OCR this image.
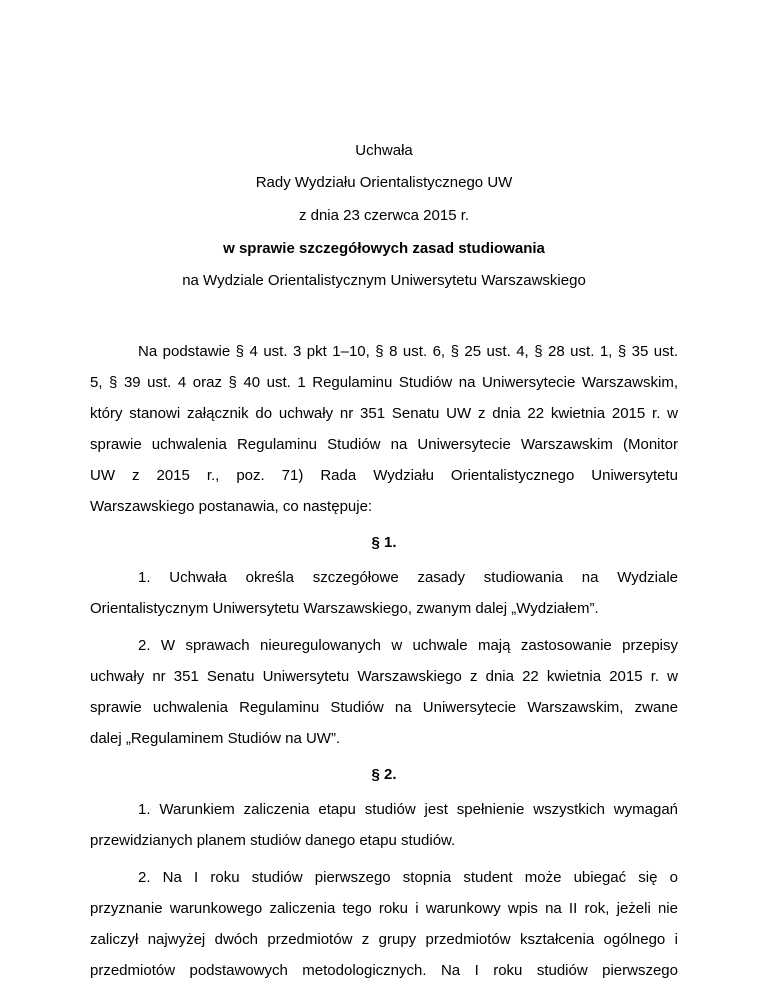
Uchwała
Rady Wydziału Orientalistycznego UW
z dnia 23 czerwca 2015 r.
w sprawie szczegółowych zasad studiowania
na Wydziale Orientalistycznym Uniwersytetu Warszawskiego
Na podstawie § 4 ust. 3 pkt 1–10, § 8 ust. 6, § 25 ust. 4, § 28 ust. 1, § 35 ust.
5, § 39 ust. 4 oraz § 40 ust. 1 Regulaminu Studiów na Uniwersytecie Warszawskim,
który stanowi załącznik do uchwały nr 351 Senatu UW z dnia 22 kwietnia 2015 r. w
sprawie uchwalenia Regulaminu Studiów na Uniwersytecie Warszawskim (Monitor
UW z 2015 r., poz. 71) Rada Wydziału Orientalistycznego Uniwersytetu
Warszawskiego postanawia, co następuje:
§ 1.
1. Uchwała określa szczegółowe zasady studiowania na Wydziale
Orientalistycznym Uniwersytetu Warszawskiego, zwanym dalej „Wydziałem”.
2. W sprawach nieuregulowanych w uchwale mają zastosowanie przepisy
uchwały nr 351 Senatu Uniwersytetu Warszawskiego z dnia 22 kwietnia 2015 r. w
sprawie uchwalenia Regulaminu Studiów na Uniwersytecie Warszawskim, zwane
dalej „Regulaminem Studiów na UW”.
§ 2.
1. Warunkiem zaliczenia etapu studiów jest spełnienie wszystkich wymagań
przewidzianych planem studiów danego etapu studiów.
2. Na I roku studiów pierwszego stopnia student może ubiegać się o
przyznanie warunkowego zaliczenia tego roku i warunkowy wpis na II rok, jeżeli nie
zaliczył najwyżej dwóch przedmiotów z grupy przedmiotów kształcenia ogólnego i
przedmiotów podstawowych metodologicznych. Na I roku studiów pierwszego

###

▸ Exercise: Copy all lines above containing the string "Regulaminu".

▸ Output for this exercise:
5, § 39 ust. 4 oraz § 40 ust. 1 Regulaminu Studiów na Uniwersytecie Warszawskim,
sprawie uchwalenia Regulaminu Studiów na Uniwersytecie Warszawskim (Monitor
sprawie uchwalenia Regulaminu Studiów na Uniwersytecie Warszawskim, zwane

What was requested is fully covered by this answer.